It seems to be admitted by plaintiffs that the subject matter now pending before the Illinois commerce commission is the same subject matter as that involved in this proceeding. Plaintiffs insist, however, that the decision of the Supreme Court referred to “is binding upon the defendant for the benefit of the plaintiffs ’ ’; that “a violation thereof is subject to restraint”; that the circuit court had jurisdiction to enter the necessary restraining orders, and having taken jurisdiction would assess such damages and costs as might be determined to be due from the defendants. Defendant insists that the Illinois commerce commission has exclusive jurisdiction over the subject matter of the suit, that it has complied with the circuit court decree and the Supreme Court decision in the schedules filed with the commission above referred to, and by the approval by the commission of such schedules. ' It is not claimed that the new schedules are wrong.

» **Exercise description**: Continue the court opinion passage about the jurisdiction dispute before the Illinois commerce commission, picking up right after its last sentence. The listing that comes after this text isn't needed for anything here.

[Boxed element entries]
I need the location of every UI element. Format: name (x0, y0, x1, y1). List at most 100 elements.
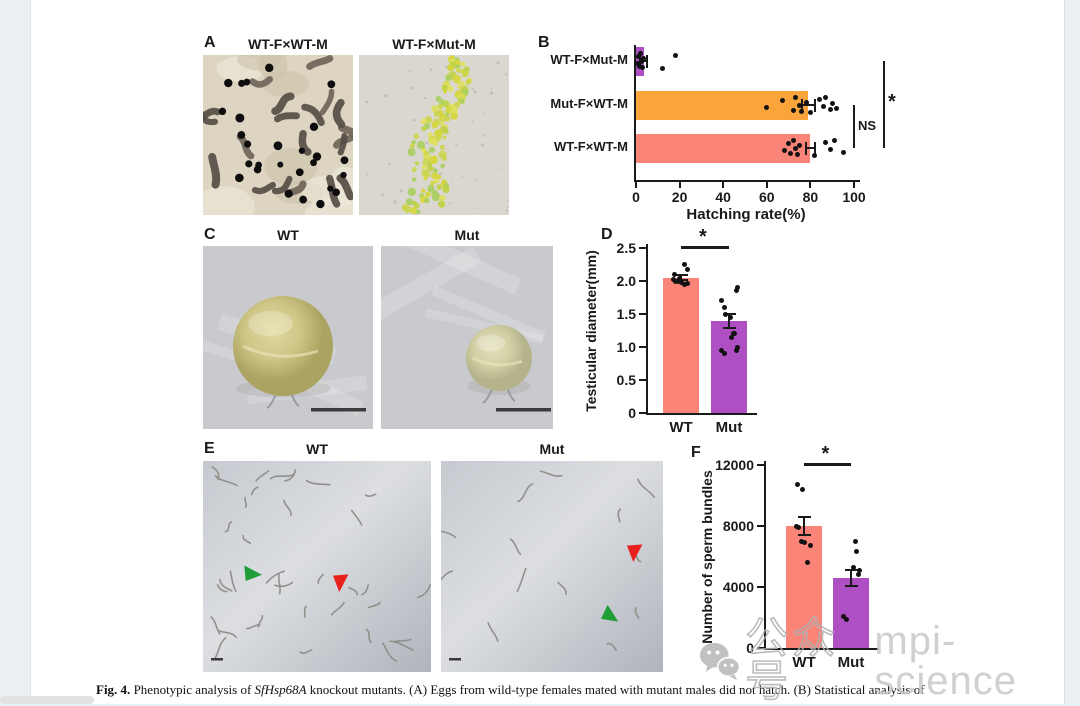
scatter-dot (794, 151, 800, 157)
y-tick-label: 0 (746, 640, 754, 656)
scatter-dot (807, 109, 813, 115)
scatter-dot (722, 311, 728, 317)
y-axis (764, 461, 766, 650)
y-tick (757, 586, 764, 588)
category-label: Mut (715, 419, 743, 436)
scatter-dot (798, 538, 804, 544)
sig-line (804, 463, 851, 466)
scatter-dot (639, 58, 644, 64)
charts-layer: 0 20 40 60 80 100 Hatching rate(%) WT-F×Mut-M Mu… (31, 0, 1064, 704)
x-tick-label: 40 (715, 189, 731, 205)
scatter-dot (792, 145, 798, 151)
category-label: Mut-F×WT-M (550, 96, 628, 111)
x-axis (646, 413, 757, 415)
error-line (728, 312, 730, 329)
panel-c-right-title: Mut (454, 227, 480, 243)
scatter-dot (850, 564, 856, 570)
scatter-dot (640, 64, 645, 70)
x-tick (722, 182, 725, 188)
scatter-dot (718, 298, 724, 304)
sig-line (681, 246, 729, 249)
bar (786, 526, 822, 648)
scatter-dot (781, 148, 787, 154)
x-tick (853, 182, 855, 188)
scatter-dot (718, 347, 724, 353)
scatter-dot (821, 104, 826, 110)
scatter-dot (816, 97, 822, 103)
scatter-dot (727, 314, 733, 320)
scatter-dot (812, 152, 818, 158)
scatter-dot (823, 140, 829, 146)
scatter-dot (641, 55, 647, 61)
category-label: WT (792, 654, 816, 671)
category-label: Mut (837, 654, 865, 671)
scatter-dot (734, 344, 740, 350)
error-line (800, 104, 816, 106)
sig-bracket-line (883, 61, 885, 148)
browser-corner-pill (0, 696, 94, 704)
y-tick (639, 280, 646, 282)
scatter-dot (855, 572, 861, 578)
panel-e-right-title: Mut (539, 441, 565, 457)
y-tick (639, 247, 646, 249)
scatter-dot (827, 147, 833, 153)
scatter-dot (684, 266, 690, 272)
scatter-dot (733, 288, 739, 294)
scatter-dot (856, 567, 862, 573)
sig-label: * (821, 443, 830, 465)
scatter-dot (635, 54, 641, 59)
panel-e-label: E (204, 440, 215, 457)
x-tick (765, 182, 768, 188)
photo-unhatched-eggs (359, 55, 509, 215)
scatter-dot (843, 616, 849, 622)
panel-e-left-title: WT (306, 441, 328, 457)
bar (663, 277, 699, 413)
y-axis-title: Number of sperm bundles (699, 469, 715, 644)
photo-testis-wt (203, 246, 373, 429)
x-axis (764, 648, 879, 650)
y-tick (639, 379, 646, 381)
scatter-dot (788, 150, 794, 156)
bar (636, 90, 809, 120)
sig-label: * (699, 226, 707, 248)
figure-caption: Fig. 4. Phenotypic analysis of SfHsp68A … (96, 682, 998, 698)
x-tick (678, 182, 681, 188)
scatter-dot (681, 262, 687, 267)
y-tick-label: 4000 (722, 579, 754, 595)
panel-f-label: F (691, 444, 701, 461)
y-tick-label: 12000 (715, 457, 754, 473)
scatter-dot (676, 275, 682, 281)
scatter-dot (672, 53, 678, 59)
scatter-dot (829, 100, 835, 106)
error-cap (813, 142, 816, 155)
category-label: WT-F×Mut-M (550, 52, 628, 67)
y-tick-label: 1.0 (616, 339, 636, 355)
x-tick-label: 0 (632, 189, 640, 205)
x-tick-label: 80 (802, 189, 819, 205)
scatter-dot (853, 549, 859, 555)
y-tick-label: 8000 (722, 518, 754, 534)
caption-gene-name: SfHsp68A (254, 682, 307, 697)
scatter-dot (730, 331, 736, 337)
y-tick-label: 1.5 (616, 306, 636, 322)
scatter-dot (852, 538, 858, 544)
y-tick (639, 346, 646, 348)
x-tick-label: 20 (671, 189, 688, 205)
panel-b-label: B (538, 34, 550, 51)
bar (636, 133, 811, 163)
scatter-dot (792, 95, 798, 101)
y-axis (634, 45, 636, 182)
x-axis-title: Hatching rate(%) (686, 206, 806, 223)
caption-fig-label: Fig. 4. (96, 682, 131, 697)
scatter-dot (684, 281, 690, 287)
scatter-dot (681, 281, 687, 287)
scatter-dot (799, 108, 805, 114)
scatter-dot (807, 543, 813, 549)
panel-a-label: A (204, 34, 216, 51)
panel-c-label: C (204, 226, 216, 243)
photo-sperm-bundles-mut (441, 461, 663, 672)
y-tick-label: 0.5 (616, 372, 636, 388)
bar (711, 320, 747, 413)
larvae-image (203, 55, 353, 215)
scatter-dot (834, 106, 840, 112)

» **Exercise output**:
We call attention to the following excerpts from the Public Utilities Act (Ill. Rev. Stat. 1937, ch. 111%, page 2472 [Jones Ill. Stats. Ann. 112.089, 112.090, 112.092, 112.093, 112.098]), with reference to the matters upon which plaintiffs predicate their complaint:

“Sec. 64. Complaint may be made ... by any person or corporation . . . setting forth any act or thing's done or omitted to be done in violation, or claimed to be in violation, of any provision of this Act, or of any order or rule of the commission. . . .

“Sec. 65. ... At the conclusion of such hearing the Commission shall make and render findings concerning the subject-matter and facts inquired into and enter its order based thereon. . . .

“Sec. 67. Anything in this Act to the contrary notwithstanding, the Commission may at any time, upon notice to the public utility affected, and after opportunity to be heard as provided in the ca.se of complaints, rescind, alter or amend any rule, regulation, order or decision made by it. . . .

“Sec.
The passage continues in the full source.